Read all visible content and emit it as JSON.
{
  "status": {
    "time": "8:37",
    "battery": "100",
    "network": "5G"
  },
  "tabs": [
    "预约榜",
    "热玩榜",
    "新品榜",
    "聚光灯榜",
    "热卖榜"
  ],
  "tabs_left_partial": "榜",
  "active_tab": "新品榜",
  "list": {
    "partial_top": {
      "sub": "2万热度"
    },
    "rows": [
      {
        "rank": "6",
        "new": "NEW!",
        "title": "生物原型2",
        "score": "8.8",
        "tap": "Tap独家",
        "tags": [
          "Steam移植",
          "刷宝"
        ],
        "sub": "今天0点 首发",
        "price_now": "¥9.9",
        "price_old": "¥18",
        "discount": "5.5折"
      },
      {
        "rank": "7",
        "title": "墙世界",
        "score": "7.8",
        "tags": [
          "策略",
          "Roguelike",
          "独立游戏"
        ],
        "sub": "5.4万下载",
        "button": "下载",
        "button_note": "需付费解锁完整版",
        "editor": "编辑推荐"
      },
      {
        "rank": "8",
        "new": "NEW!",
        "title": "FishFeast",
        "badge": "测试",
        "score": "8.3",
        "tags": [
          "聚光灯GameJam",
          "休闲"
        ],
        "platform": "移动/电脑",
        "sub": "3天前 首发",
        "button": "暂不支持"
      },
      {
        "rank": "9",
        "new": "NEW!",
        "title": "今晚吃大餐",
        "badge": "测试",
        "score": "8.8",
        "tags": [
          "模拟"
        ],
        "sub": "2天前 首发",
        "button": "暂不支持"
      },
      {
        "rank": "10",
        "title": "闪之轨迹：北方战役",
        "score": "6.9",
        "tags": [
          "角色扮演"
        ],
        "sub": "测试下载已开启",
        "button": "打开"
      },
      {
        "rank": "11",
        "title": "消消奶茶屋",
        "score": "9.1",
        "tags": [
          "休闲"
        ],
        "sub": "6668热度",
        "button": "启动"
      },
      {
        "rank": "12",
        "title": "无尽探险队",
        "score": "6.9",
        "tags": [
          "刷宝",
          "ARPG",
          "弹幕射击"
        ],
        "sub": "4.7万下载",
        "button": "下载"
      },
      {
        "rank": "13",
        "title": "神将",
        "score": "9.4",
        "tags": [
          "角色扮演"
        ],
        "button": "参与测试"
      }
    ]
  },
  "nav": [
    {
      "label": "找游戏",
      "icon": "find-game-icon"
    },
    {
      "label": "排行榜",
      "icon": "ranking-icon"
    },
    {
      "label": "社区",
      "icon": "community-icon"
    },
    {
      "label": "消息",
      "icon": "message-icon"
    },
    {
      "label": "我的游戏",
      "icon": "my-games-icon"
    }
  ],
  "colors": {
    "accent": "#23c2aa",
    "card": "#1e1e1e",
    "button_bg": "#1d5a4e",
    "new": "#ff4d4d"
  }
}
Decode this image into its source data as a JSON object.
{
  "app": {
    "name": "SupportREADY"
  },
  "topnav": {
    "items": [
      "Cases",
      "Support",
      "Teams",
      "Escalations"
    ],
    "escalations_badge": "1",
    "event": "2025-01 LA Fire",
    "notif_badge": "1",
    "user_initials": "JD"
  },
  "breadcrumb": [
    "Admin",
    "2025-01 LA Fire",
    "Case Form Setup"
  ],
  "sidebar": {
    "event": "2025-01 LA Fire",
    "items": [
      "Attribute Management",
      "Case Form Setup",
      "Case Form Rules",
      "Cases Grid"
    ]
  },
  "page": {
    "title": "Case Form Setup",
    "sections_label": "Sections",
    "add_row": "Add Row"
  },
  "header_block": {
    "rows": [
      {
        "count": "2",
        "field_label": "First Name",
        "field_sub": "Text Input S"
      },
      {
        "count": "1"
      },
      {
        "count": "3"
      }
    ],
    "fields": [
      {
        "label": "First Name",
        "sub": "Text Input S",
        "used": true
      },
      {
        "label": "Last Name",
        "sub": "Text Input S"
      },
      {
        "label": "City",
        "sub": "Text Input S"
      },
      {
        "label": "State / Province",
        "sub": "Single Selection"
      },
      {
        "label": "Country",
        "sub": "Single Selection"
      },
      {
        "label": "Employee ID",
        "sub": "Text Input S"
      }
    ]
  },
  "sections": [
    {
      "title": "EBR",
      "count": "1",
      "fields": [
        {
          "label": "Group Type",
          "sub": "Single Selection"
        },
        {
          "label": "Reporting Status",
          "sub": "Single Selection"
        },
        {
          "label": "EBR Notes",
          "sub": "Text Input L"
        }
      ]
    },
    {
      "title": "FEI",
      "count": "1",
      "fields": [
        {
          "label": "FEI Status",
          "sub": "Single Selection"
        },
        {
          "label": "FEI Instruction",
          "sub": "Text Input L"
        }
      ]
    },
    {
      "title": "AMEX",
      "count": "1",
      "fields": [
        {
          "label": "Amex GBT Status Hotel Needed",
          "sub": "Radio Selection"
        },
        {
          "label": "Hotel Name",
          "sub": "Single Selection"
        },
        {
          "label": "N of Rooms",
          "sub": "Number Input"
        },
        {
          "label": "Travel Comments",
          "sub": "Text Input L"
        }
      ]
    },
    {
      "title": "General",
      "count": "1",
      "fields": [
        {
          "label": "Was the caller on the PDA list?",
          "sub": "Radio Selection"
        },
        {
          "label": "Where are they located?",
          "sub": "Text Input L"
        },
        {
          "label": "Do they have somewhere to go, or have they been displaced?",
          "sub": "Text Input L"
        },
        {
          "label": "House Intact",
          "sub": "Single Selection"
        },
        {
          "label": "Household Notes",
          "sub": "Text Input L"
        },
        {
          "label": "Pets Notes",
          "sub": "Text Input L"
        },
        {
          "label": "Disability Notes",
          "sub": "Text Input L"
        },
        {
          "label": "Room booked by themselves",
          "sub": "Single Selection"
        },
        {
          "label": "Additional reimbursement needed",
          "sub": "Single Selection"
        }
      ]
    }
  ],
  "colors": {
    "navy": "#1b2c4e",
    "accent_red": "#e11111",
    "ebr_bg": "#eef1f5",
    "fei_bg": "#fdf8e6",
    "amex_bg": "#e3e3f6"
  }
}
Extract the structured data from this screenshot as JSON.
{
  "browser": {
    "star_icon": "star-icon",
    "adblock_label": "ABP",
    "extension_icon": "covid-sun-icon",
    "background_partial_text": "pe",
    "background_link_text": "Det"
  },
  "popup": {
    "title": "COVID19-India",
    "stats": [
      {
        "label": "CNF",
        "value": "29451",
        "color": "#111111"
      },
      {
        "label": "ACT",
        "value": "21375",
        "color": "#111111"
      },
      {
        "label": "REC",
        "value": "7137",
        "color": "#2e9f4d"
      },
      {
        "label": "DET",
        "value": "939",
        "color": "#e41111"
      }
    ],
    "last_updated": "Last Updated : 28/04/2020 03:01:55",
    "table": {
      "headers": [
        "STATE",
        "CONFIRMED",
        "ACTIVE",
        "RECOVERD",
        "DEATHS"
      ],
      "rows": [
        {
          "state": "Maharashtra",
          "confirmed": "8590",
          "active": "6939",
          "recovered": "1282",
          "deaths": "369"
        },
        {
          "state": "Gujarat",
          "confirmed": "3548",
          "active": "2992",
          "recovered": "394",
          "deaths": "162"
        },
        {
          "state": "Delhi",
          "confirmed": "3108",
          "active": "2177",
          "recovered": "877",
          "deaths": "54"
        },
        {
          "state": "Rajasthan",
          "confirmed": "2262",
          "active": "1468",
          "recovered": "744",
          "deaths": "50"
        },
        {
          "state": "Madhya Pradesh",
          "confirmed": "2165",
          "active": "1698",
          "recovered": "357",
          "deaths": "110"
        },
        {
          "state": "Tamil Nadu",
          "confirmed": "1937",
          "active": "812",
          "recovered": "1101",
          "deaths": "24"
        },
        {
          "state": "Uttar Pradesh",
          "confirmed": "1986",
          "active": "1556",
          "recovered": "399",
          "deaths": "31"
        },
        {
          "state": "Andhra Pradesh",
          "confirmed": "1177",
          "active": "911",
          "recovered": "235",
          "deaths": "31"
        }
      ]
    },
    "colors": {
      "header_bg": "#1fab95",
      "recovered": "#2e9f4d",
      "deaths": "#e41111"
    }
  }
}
********
» **Problem requirements**: Extract all lines containing the word "data".

» **Reply to the exercise**:
Decode this image into its source data as a JSON object.
Extract the structured data from this screenshot as JSON.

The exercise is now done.